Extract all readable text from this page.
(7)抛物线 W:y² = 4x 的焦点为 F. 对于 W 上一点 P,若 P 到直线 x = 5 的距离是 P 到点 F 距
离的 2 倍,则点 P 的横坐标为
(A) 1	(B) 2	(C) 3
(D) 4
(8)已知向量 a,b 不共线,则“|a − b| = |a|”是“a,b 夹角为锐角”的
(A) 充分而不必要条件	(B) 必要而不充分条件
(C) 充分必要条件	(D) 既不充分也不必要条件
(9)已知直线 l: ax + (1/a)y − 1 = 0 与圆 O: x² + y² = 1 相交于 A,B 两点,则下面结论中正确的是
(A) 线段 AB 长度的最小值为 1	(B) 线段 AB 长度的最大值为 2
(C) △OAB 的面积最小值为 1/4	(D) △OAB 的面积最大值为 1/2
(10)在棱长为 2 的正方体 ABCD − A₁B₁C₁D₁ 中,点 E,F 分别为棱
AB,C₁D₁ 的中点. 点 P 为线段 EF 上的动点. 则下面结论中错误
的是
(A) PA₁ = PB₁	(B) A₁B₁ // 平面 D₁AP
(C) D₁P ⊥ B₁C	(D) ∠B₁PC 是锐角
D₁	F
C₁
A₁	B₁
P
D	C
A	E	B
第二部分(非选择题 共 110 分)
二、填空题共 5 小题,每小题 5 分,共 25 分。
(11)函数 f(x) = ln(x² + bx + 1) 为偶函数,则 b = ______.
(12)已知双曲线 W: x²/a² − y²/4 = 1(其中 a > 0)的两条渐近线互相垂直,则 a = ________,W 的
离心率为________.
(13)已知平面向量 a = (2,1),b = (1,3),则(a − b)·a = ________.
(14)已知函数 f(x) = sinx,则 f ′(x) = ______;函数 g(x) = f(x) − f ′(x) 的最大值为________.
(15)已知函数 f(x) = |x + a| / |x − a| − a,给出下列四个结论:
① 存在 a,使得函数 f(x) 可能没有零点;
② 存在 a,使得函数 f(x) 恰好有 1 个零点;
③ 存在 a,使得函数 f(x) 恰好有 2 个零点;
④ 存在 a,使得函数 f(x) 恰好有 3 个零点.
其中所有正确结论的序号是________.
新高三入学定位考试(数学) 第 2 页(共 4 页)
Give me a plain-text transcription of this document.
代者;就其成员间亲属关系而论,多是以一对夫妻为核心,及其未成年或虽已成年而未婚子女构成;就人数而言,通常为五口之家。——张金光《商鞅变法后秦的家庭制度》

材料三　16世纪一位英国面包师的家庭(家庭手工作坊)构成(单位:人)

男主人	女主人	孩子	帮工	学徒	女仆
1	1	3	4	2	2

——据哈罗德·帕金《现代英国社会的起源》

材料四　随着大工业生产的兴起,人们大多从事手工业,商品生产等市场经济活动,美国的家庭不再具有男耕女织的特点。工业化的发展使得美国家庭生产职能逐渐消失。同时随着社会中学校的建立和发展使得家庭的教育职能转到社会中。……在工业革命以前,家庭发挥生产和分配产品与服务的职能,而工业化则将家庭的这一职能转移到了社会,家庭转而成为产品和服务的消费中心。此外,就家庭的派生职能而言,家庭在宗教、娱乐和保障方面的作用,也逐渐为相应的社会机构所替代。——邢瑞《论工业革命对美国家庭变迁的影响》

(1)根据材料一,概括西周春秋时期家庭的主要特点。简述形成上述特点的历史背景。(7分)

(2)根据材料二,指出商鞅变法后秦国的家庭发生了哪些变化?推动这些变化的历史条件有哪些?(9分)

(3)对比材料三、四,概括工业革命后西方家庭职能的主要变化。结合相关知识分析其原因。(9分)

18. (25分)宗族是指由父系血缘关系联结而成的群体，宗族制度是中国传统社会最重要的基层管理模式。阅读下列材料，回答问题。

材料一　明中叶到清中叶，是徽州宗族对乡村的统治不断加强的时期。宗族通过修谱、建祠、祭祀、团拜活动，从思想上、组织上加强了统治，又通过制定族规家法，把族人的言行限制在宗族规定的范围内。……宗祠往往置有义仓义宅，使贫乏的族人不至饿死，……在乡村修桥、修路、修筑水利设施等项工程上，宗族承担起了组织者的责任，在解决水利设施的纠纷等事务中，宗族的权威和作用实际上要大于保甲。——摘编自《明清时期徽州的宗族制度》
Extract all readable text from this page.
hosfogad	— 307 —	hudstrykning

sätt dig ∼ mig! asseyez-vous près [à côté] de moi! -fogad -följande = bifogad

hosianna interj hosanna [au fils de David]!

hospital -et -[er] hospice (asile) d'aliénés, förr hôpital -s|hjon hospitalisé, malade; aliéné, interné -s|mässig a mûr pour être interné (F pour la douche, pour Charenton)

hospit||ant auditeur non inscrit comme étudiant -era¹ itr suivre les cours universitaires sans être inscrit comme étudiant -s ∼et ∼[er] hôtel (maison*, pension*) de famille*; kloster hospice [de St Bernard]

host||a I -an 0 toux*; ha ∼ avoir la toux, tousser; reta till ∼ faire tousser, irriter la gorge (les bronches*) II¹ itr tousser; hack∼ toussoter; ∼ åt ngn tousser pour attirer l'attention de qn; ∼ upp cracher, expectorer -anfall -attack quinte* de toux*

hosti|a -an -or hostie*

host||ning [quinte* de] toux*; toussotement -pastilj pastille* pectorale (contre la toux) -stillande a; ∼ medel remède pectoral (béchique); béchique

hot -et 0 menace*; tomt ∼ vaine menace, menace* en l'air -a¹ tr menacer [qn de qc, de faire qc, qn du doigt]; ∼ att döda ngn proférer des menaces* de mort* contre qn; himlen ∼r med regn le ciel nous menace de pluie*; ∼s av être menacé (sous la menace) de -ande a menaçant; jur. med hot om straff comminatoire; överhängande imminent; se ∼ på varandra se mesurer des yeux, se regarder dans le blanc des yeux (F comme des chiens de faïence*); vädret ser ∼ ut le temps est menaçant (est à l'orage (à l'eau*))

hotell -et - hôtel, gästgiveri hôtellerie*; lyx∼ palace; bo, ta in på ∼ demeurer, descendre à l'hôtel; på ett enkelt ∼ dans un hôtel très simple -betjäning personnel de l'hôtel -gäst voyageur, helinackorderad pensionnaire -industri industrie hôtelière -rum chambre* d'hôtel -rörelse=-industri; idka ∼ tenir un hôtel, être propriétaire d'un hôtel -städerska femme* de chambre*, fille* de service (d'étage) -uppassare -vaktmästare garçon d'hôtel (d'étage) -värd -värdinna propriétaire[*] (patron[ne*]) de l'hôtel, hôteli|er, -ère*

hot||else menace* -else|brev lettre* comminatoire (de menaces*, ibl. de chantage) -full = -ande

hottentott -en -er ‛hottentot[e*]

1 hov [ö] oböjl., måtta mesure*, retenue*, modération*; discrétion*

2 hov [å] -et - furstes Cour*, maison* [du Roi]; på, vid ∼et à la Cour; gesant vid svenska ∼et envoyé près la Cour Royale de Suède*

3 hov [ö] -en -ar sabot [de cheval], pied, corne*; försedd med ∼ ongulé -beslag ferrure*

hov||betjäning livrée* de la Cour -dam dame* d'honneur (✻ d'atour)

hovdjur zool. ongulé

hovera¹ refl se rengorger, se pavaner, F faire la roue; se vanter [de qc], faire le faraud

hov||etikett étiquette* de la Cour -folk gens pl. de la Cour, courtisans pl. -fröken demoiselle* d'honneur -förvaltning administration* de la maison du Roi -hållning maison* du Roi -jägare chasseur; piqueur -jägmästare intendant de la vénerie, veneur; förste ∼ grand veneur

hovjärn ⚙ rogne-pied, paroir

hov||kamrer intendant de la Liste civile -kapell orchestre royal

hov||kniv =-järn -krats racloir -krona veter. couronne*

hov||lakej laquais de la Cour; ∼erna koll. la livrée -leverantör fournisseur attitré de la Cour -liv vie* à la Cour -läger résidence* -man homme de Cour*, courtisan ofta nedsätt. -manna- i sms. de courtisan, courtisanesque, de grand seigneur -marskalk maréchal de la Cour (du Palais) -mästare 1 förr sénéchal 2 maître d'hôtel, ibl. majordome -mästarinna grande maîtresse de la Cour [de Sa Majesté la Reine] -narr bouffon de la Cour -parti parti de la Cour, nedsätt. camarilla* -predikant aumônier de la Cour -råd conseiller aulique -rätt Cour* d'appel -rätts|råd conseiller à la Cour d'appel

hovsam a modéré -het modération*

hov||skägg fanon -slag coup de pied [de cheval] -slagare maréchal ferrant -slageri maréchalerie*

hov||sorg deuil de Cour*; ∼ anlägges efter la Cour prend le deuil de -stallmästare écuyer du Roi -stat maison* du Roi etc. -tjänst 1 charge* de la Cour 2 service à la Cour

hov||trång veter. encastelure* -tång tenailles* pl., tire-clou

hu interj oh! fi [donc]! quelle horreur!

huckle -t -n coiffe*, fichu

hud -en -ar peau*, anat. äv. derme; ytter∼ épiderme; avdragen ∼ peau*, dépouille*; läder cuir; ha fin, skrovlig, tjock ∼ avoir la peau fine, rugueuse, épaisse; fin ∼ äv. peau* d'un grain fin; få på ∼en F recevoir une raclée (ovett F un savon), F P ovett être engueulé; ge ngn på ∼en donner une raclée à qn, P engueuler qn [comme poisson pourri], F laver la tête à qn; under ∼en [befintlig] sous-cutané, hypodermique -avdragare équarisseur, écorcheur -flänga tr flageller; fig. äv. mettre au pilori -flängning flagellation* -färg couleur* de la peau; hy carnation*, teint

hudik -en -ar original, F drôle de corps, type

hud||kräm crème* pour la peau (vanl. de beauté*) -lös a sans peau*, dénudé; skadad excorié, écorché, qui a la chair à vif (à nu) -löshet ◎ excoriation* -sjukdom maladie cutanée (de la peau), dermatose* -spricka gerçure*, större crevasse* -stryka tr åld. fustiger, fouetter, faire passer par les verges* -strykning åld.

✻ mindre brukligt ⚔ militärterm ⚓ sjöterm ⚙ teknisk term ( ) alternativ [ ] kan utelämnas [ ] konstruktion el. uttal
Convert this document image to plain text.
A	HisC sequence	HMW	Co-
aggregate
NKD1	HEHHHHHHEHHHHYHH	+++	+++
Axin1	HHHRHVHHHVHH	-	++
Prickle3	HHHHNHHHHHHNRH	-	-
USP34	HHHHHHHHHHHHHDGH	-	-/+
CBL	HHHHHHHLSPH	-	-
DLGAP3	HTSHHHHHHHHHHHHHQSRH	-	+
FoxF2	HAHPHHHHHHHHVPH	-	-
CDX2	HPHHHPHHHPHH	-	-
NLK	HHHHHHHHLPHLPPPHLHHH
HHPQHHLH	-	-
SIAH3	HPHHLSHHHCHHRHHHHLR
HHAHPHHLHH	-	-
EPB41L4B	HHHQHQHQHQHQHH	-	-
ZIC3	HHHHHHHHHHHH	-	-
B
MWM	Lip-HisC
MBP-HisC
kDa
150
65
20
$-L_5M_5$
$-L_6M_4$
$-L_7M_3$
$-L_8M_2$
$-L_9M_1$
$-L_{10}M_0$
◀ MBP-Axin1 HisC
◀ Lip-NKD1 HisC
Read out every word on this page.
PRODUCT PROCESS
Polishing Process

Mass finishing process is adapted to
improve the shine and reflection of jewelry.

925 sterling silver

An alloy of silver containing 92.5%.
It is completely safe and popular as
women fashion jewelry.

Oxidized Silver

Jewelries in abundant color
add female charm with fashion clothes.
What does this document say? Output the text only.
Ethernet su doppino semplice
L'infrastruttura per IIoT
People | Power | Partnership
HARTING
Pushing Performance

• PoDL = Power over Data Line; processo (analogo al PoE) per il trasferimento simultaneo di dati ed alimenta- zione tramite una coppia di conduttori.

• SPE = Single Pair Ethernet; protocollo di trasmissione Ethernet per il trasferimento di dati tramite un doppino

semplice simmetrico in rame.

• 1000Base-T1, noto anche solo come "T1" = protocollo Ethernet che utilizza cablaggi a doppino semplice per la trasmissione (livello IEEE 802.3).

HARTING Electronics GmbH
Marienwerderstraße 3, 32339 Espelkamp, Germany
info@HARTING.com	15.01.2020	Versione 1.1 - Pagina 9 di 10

### Task details
Find the lines with the string "trasferimento" and reproduce them.

### Result below
• PoDL = Power over Data Line; processo (analogo al PoE) per il trasferimento simultaneo di dati ed alimenta- zione tramite una coppia di conduttori.
• SPE = Single Pair Ethernet; protocollo di trasmissione Ethernet per il trasferimento di dati tramite un doppino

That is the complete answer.